Problem –
Transcribe the full listing exactly, and drop every picture.

Given entries –
######

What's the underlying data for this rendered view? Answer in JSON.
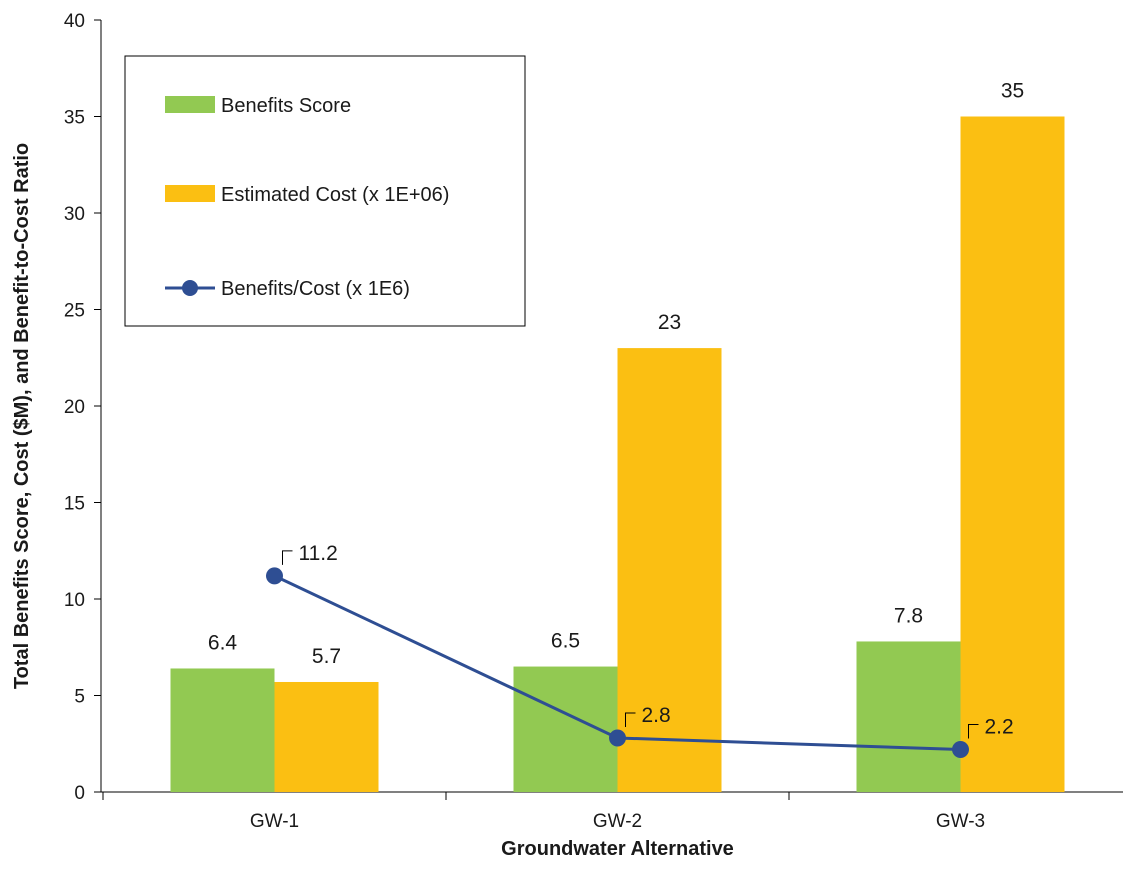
{
  "chart_data": {
    "type": "bar",
    "categories": [
      "GW-1",
      "GW-2",
      "GW-3"
    ],
    "series": [
      {
        "name": "Benefits Score",
        "kind": "bar",
        "color": "#92C952",
        "values": [
          6.4,
          6.5,
          7.8
        ],
        "labels": [
          "6.4",
          "6.5",
          "7.8"
        ]
      },
      {
        "name": "Estimated Cost (x 1E+06)",
        "kind": "bar",
        "color": "#FBBF12",
        "values": [
          5.7,
          23,
          35
        ],
        "labels": [
          "5.7",
          "23",
          "35"
        ]
      },
      {
        "name": "Benefits/Cost (x 1E6)",
        "kind": "line",
        "color": "#2E4E93",
        "values": [
          11.2,
          2.8,
          2.2
        ],
        "labels": [
          "11.2",
          "2.8",
          "2.2"
        ]
      }
    ],
    "xlabel": "Groundwater Alternative",
    "ylabel": "Total Benefits Score, Cost ($M), and Benefit-to-Cost Ratio",
    "ylim": [
      0,
      40
    ],
    "yticks": [
      0,
      5,
      10,
      15,
      20,
      25,
      30,
      35,
      40
    ],
    "grid": false,
    "legend_position": "top-left"
  }
}
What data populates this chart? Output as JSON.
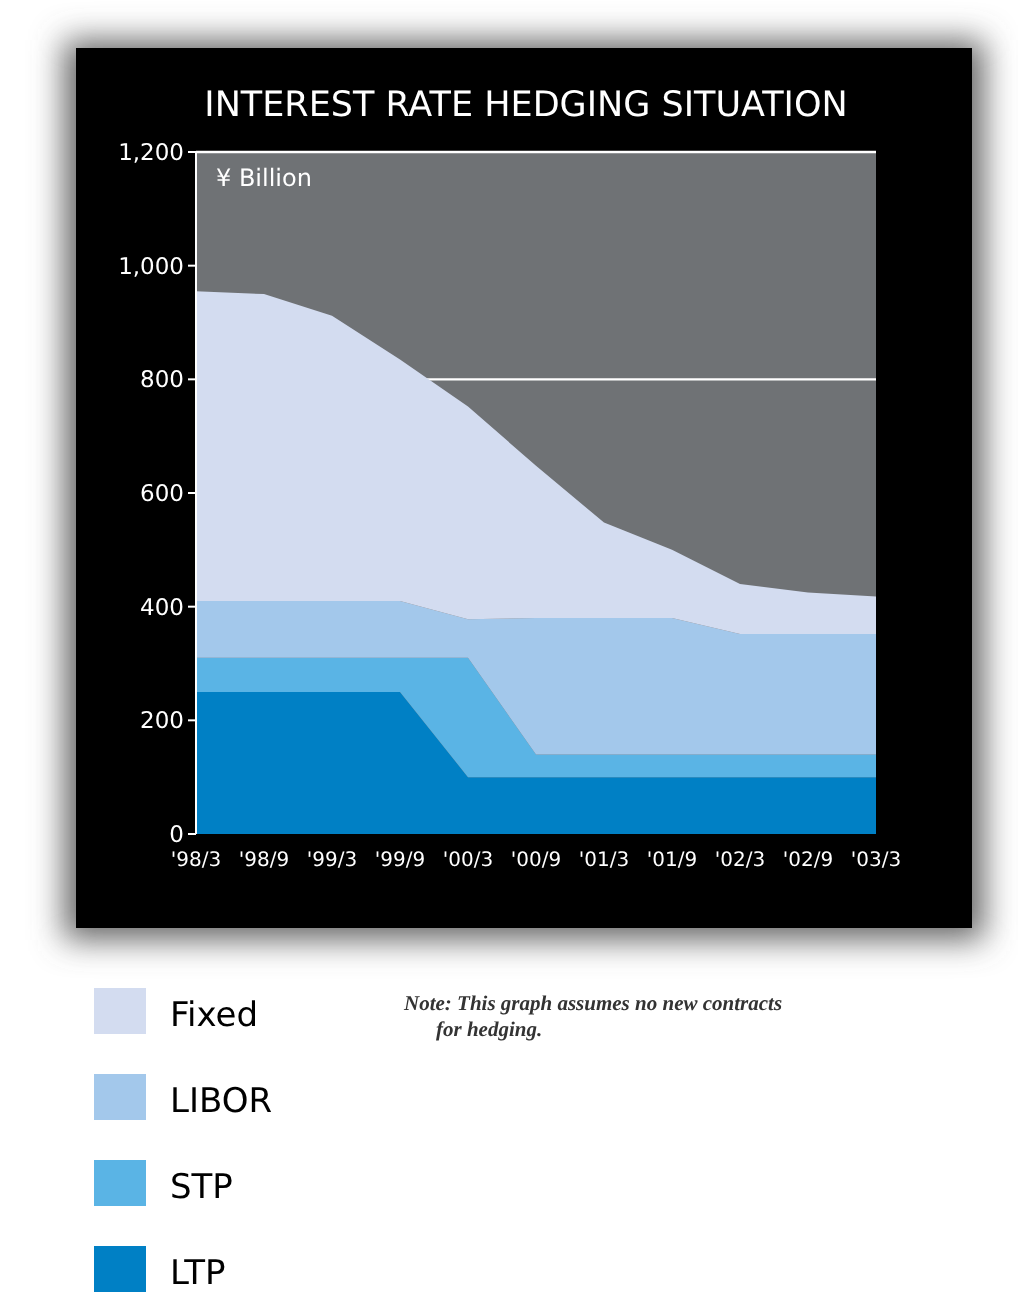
{
  "chart_data": {
    "type": "area",
    "stacked": true,
    "title": "INTEREST RATE HEDGING SITUATION",
    "ylabel": "¥ Billion",
    "categories": [
      "'98/3",
      "'98/9",
      "'99/3",
      "'99/9",
      "'00/3",
      "'00/9",
      "'01/3",
      "'01/9",
      "'02/3",
      "'02/9",
      "'03/3"
    ],
    "series": [
      {
        "name": "LTP",
        "color": "#0080c5",
        "values": [
          250,
          250,
          250,
          250,
          100,
          100,
          100,
          100,
          100,
          100,
          100
        ]
      },
      {
        "name": "STP",
        "color": "#5ab4e5",
        "values": [
          60,
          60,
          60,
          60,
          210,
          40,
          40,
          40,
          40,
          40,
          40
        ]
      },
      {
        "name": "LIBOR",
        "color": "#a3c8eb",
        "values": [
          100,
          100,
          100,
          100,
          68,
          240,
          240,
          240,
          212,
          212,
          212
        ]
      },
      {
        "name": "Fixed",
        "color": "#d3dcf0",
        "values": [
          545,
          540,
          502,
          425,
          374,
          268,
          168,
          120,
          88,
          73,
          66
        ]
      }
    ],
    "ylim": [
      0,
      1200
    ],
    "yticks": [
      0,
      {
        "value": 200,
        "label": "200"
      },
      {
        "value": 400,
        "label": "400"
      },
      {
        "value": 600,
        "label": "600"
      },
      {
        "value": 800,
        "label": "800"
      },
      {
        "value": 1000,
        "label": "1,000"
      },
      {
        "value": 1200,
        "label": "1,200"
      }
    ],
    "grid": false,
    "legend": "bottom left",
    "ref_lines": [
      {
        "axis": "y",
        "value": 800,
        "color": "#ffffff"
      }
    ],
    "annotations": [
      "Note: This graph assumes no new contracts for hedging."
    ]
  }
}
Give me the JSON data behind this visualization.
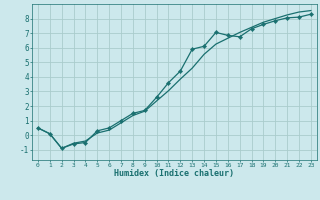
{
  "xlabel": "Humidex (Indice chaleur)",
  "bg_color": "#cce8ec",
  "grid_color": "#aacccc",
  "line_color": "#1a7070",
  "marker_color": "#1a7070",
  "xlim": [
    -0.5,
    23.5
  ],
  "ylim": [
    -1.7,
    9.0
  ],
  "xticks": [
    0,
    1,
    2,
    3,
    4,
    5,
    6,
    7,
    8,
    9,
    10,
    11,
    12,
    13,
    14,
    15,
    16,
    17,
    18,
    19,
    20,
    21,
    22,
    23
  ],
  "yticks": [
    -1,
    0,
    1,
    2,
    3,
    4,
    5,
    6,
    7,
    8
  ],
  "line1_x": [
    0,
    1,
    2,
    3,
    4,
    5,
    6,
    7,
    8,
    9,
    10,
    11,
    12,
    13,
    14,
    15,
    16,
    17,
    18,
    19,
    20,
    21,
    22,
    23
  ],
  "line1_y": [
    0.5,
    0.1,
    -0.9,
    -0.6,
    -0.5,
    0.3,
    0.5,
    1.0,
    1.5,
    1.7,
    2.6,
    3.6,
    4.4,
    5.9,
    6.1,
    7.05,
    6.85,
    6.75,
    7.3,
    7.6,
    7.85,
    8.05,
    8.1,
    8.3
  ],
  "line2_x": [
    0,
    1,
    2,
    3,
    4,
    5,
    6,
    7,
    8,
    9,
    10,
    11,
    12,
    13,
    14,
    15,
    16,
    17,
    18,
    19,
    20,
    21,
    22,
    23
  ],
  "line2_y": [
    0.5,
    0.1,
    -0.9,
    -0.55,
    -0.4,
    0.15,
    0.35,
    0.85,
    1.35,
    1.65,
    2.35,
    3.05,
    3.85,
    4.6,
    5.55,
    6.25,
    6.65,
    7.05,
    7.4,
    7.75,
    8.0,
    8.25,
    8.45,
    8.55
  ]
}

######

Answer –
What's the underlying data for this rendered view? Answer in JSON.
{
  "chart_data": {
    "type": "bar",
    "categories": [
      "GW-1",
      "GW-2",
      "GW-3"
    ],
    "series": [
      {
        "name": "Benefits Score",
        "kind": "bar",
        "color": "#92C952",
        "values": [
          6.4,
          6.5,
          7.8
        ],
        "labels": [
          "6.4",
          "6.5",
          "7.8"
        ]
      },
      {
        "name": "Estimated Cost (x 1E+06)",
        "kind": "bar",
        "color": "#FBBF12",
        "values": [
          5.7,
          23,
          35
        ],
        "labels": [
          "5.7",
          "23",
          "35"
        ]
      },
      {
        "name": "Benefits/Cost (x 1E6)",
        "kind": "line",
        "color": "#2E4E93",
        "values": [
          11.2,
          2.8,
          2.2
        ],
        "labels": [
          "11.2",
          "2.8",
          "2.2"
        ]
      }
    ],
    "xlabel": "Groundwater Alternative",
    "ylabel": "Total Benefits Score, Cost ($M), and Benefit-to-Cost Ratio",
    "ylim": [
      0,
      40
    ],
    "yticks": [
      0,
      5,
      10,
      15,
      20,
      25,
      30,
      35,
      40
    ],
    "grid": false,
    "legend_position": "top-left"
  }
}
What data populates this chart? Output as JSON.
{
  "chart_data": {
    "type": "area",
    "stacked": true,
    "title": "INTEREST RATE HEDGING SITUATION",
    "ylabel": "¥ Billion",
    "categories": [
      "'98/3",
      "'98/9",
      "'99/3",
      "'99/9",
      "'00/3",
      "'00/9",
      "'01/3",
      "'01/9",
      "'02/3",
      "'02/9",
      "'03/3"
    ],
    "series": [
      {
        "name": "LTP",
        "color": "#0080c5",
        "values": [
          250,
          250,
          250,
          250,
          100,
          100,
          100,
          100,
          100,
          100,
          100
        ]
      },
      {
        "name": "STP",
        "color": "#5ab4e5",
        "values": [
          60,
          60,
          60,
          60,
          210,
          40,
          40,
          40,
          40,
          40,
          40
        ]
      },
      {
        "name": "LIBOR",
        "color": "#a3c8eb",
        "values": [
          100,
          100,
          100,
          100,
          68,
          240,
          240,
          240,
          212,
          212,
          212
        ]
      },
      {
        "name": "Fixed",
        "color": "#d3dcf0",
        "values": [
          545,
          540,
          502,
          425,
          374,
          268,
          168,
          120,
          88,
          73,
          66
        ]
      }
    ],
    "ylim": [
      0,
      1200
    ],
    "yticks": [
      0,
      {
        "value": 200,
        "label": "200"
      },
      {
        "value": 400,
        "label": "400"
      },
      {
        "value": 600,
        "label": "600"
      },
      {
        "value": 800,
        "label": "800"
      },
      {
        "value": 1000,
        "label": "1,000"
      },
      {
        "value": 1200,
        "label": "1,200"
      }
    ],
    "grid": false,
    "legend": "bottom left",
    "ref_lines": [
      {
        "axis": "y",
        "value": 800,
        "color": "#ffffff"
      }
    ],
    "annotations": [
      "Note: This graph assumes no new contracts for hedging."
    ]
  }
}
Give me the JSON data behind this visualization.
{
  "xlabel": "Humidex (Indice chaleur)",
  "bg_color": "#cce8ec",
  "grid_color": "#aacccc",
  "line_color": "#1a7070",
  "marker_color": "#1a7070",
  "xlim": [
    -0.5,
    23.5
  ],
  "ylim": [
    -1.7,
    9.0
  ],
  "xticks": [
    0,
    1,
    2,
    3,
    4,
    5,
    6,
    7,
    8,
    9,
    10,
    11,
    12,
    13,
    14,
    15,
    16,
    17,
    18,
    19,
    20,
    21,
    22,
    23
  ],
  "yticks": [
    -1,
    0,
    1,
    2,
    3,
    4,
    5,
    6,
    7,
    8
  ],
  "line1_x": [
    0,
    1,
    2,
    3,
    4,
    5,
    6,
    7,
    8,
    9,
    10,
    11,
    12,
    13,
    14,
    15,
    16,
    17,
    18,
    19,
    20,
    21,
    22,
    23
  ],
  "line1_y": [
    0.5,
    0.1,
    -0.9,
    -0.6,
    -0.5,
    0.3,
    0.5,
    1.0,
    1.5,
    1.7,
    2.6,
    3.6,
    4.4,
    5.9,
    6.1,
    7.05,
    6.85,
    6.75,
    7.3,
    7.6,
    7.85,
    8.05,
    8.1,
    8.3
  ],
  "line2_x": [
    0,
    1,
    2,
    3,
    4,
    5,
    6,
    7,
    8,
    9,
    10,
    11,
    12,
    13,
    14,
    15,
    16,
    17,
    18,
    19,
    20,
    21,
    22,
    23
  ],
  "line2_y": [
    0.5,
    0.1,
    -0.9,
    -0.55,
    -0.4,
    0.15,
    0.35,
    0.85,
    1.35,
    1.65,
    2.35,
    3.05,
    3.85,
    4.6,
    5.55,
    6.25,
    6.65,
    7.05,
    7.4,
    7.75,
    8.0,
    8.25,
    8.45,
    8.55
  ]
}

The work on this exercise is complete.